— start —
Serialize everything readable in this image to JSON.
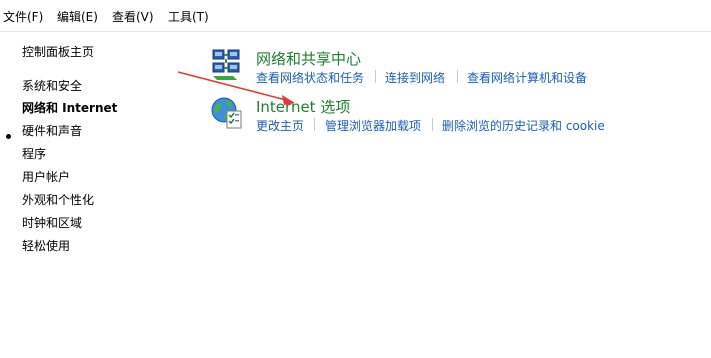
{
  "menubar": {
    "items": [
      {
        "label": "文件(F)"
      },
      {
        "label": "编辑(E)"
      },
      {
        "label": "查看(V)"
      },
      {
        "label": "工具(T)"
      }
    ]
  },
  "sidebar": {
    "home": "控制面板主页",
    "items": [
      {
        "label": "系统和安全"
      },
      {
        "label": "网络和 Internet"
      },
      {
        "label": "硬件和声音"
      },
      {
        "label": "程序"
      },
      {
        "label": "用户帐户"
      },
      {
        "label": "外观和个性化"
      },
      {
        "label": "时钟和区域"
      },
      {
        "label": "轻松使用"
      }
    ],
    "active_index": 1
  },
  "categories": [
    {
      "title": "网络和共享中心",
      "icon": "network-center-icon",
      "links": [
        "查看网络状态和任务",
        "连接到网络",
        "查看网络计算机和设备"
      ]
    },
    {
      "title": "Internet 选项",
      "icon": "internet-options-icon",
      "links": [
        "更改主页",
        "管理浏览器加载项",
        "删除浏览的历史记录和 cookie"
      ]
    }
  ],
  "annotation": {
    "color": "#e53935"
  },
  "colors": {
    "title_green": "#1e7f2e",
    "link_blue": "#1a5fb4"
  }
}
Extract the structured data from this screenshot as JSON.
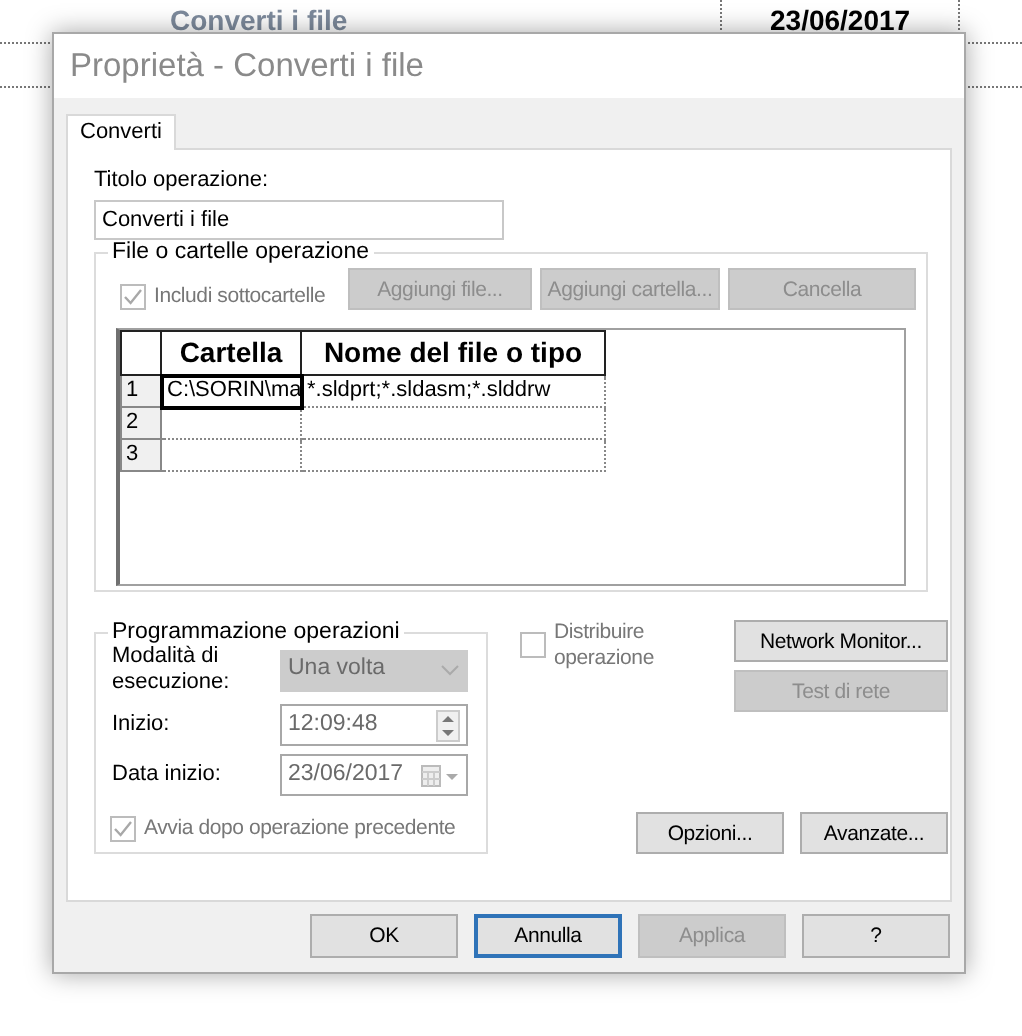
{
  "background": {
    "task_name": "Converti i file",
    "date": "23/06/2017"
  },
  "window": {
    "title": "Proprietà - Converti i file"
  },
  "tabs": [
    {
      "label": "Converti",
      "selected": true
    }
  ],
  "title_field": {
    "label": "Titolo operazione:",
    "value": "Converti i file"
  },
  "files_group": {
    "legend": "File o cartelle operazione",
    "include_subfolders": {
      "label": "Includi sottocartelle",
      "checked": true,
      "disabled": true
    },
    "buttons": [
      {
        "label": "Aggiungi file...",
        "disabled": true
      },
      {
        "label": "Aggiungi cartella...",
        "disabled": true
      },
      {
        "label": "Cancella",
        "disabled": true
      }
    ],
    "table": {
      "columns": [
        "Cartella",
        "Nome del file o tipo"
      ],
      "rows": [
        {
          "number": "1",
          "cells": [
            {
              "text": "C:\\SORIN\\ma",
              "selected": true
            },
            {
              "text": "*.sldprt;*.sldasm;*.slddrw",
              "selected": false
            }
          ]
        },
        {
          "number": "2"
        },
        {
          "number": "3"
        }
      ]
    }
  },
  "schedule_group": {
    "legend": "Programmazione operazioni",
    "fields": [
      {
        "kind": "select",
        "label": "Modalità di esecuzione:",
        "value": "Una volta",
        "disabled": true
      },
      {
        "kind": "time",
        "label": "Inizio:",
        "value": "12:09:48",
        "disabled": true
      },
      {
        "kind": "date",
        "label": "Data inizio:",
        "value": "23/06/2017",
        "disabled": true
      }
    ],
    "start_after_previous": {
      "label": "Avvia dopo operazione precedente",
      "checked": true,
      "disabled": true
    }
  },
  "distribute": {
    "label": "Distribuire operazione",
    "checked": false,
    "disabled": true
  },
  "side_buttons": [
    {
      "label": "Network Monitor...",
      "disabled": false
    },
    {
      "label": "Test di rete",
      "disabled": true
    }
  ],
  "panel_buttons": [
    {
      "label": "Opzioni...",
      "disabled": false
    },
    {
      "label": "Avanzate...",
      "disabled": false
    }
  ],
  "dialog_buttons": [
    {
      "label": "OK",
      "disabled": false,
      "focused": false
    },
    {
      "label": "Annulla",
      "disabled": false,
      "focused": true
    },
    {
      "label": "Applica",
      "disabled": true,
      "focused": false
    },
    {
      "label": "?",
      "disabled": false,
      "focused": false
    }
  ]
}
— end —
WRITTEN TASK: Go through the listing above and quote it exactly, apart from its images.

EXERCISE OUTPUT:
Serialize everything readable in this image to JSON.
{
  "menubar": {
    "items": [
      {
        "label": "文件(F)"
      },
      {
        "label": "编辑(E)"
      },
      {
        "label": "查看(V)"
      },
      {
        "label": "工具(T)"
      }
    ]
  },
  "sidebar": {
    "home": "控制面板主页",
    "items": [
      {
        "label": "系统和安全"
      },
      {
        "label": "网络和 Internet"
      },
      {
        "label": "硬件和声音"
      },
      {
        "label": "程序"
      },
      {
        "label": "用户帐户"
      },
      {
        "label": "外观和个性化"
      },
      {
        "label": "时钟和区域"
      },
      {
        "label": "轻松使用"
      }
    ],
    "active_index": 1
  },
  "categories": [
    {
      "title": "网络和共享中心",
      "icon": "network-center-icon",
      "links": [
        "查看网络状态和任务",
        "连接到网络",
        "查看网络计算机和设备"
      ]
    },
    {
      "title": "Internet 选项",
      "icon": "internet-options-icon",
      "links": [
        "更改主页",
        "管理浏览器加载项",
        "删除浏览的历史记录和 cookie"
      ]
    }
  ],
  "annotation": {
    "color": "#e53935"
  },
  "colors": {
    "title_green": "#1e7f2e",
    "link_blue": "#1a5fb4"
  }
}
Extract the structured data from this screenshot as JSON.
{
  "background": {
    "task_name": "Converti i file",
    "date": "23/06/2017"
  },
  "window": {
    "title": "Proprietà - Converti i file"
  },
  "tabs": [
    {
      "label": "Converti",
      "selected": true
    }
  ],
  "title_field": {
    "label": "Titolo operazione:",
    "value": "Converti i file"
  },
  "files_group": {
    "legend": "File o cartelle operazione",
    "include_subfolders": {
      "label": "Includi sottocartelle",
      "checked": true,
      "disabled": true
    },
    "buttons": [
      {
        "label": "Aggiungi file...",
        "disabled": true
      },
      {
        "label": "Aggiungi cartella...",
        "disabled": true
      },
      {
        "label": "Cancella",
        "disabled": true
      }
    ],
    "table": {
      "columns": [
        "Cartella",
        "Nome del file o tipo"
      ],
      "rows": [
        {
          "number": "1",
          "cells": [
            {
              "text": "C:\\SORIN\\ma",
              "selected": true
            },
            {
              "text": "*.sldprt;*.sldasm;*.slddrw",
              "selected": false
            }
          ]
        },
        {
          "number": "2"
        },
        {
          "number": "3"
        }
      ]
    }
  },
  "schedule_group": {
    "legend": "Programmazione operazioni",
    "fields": [
      {
        "kind": "select",
        "label": "Modalità di esecuzione:",
        "value": "Una volta",
        "disabled": true
      },
      {
        "kind": "time",
        "label": "Inizio:",
        "value": "12:09:48",
        "disabled": true
      },
      {
        "kind": "date",
        "label": "Data inizio:",
        "value": "23/06/2017",
        "disabled": true
      }
    ],
    "start_after_previous": {
      "label": "Avvia dopo operazione precedente",
      "checked": true,
      "disabled": true
    }
  },
  "distribute": {
    "label": "Distribuire operazione",
    "checked": false,
    "disabled": true
  },
  "side_buttons": [
    {
      "label": "Network Monitor...",
      "disabled": false
    },
    {
      "label": "Test di rete",
      "disabled": true
    }
  ],
  "panel_buttons": [
    {
      "label": "Opzioni...",
      "disabled": false
    },
    {
      "label": "Avanzate...",
      "disabled": false
    }
  ],
  "dialog_buttons": [
    {
      "label": "OK",
      "disabled": false,
      "focused": false
    },
    {
      "label": "Annulla",
      "disabled": false,
      "focused": true
    },
    {
      "label": "Applica",
      "disabled": true,
      "focused": false
    },
    {
      "label": "?",
      "disabled": false,
      "focused": false
    }
  ]
}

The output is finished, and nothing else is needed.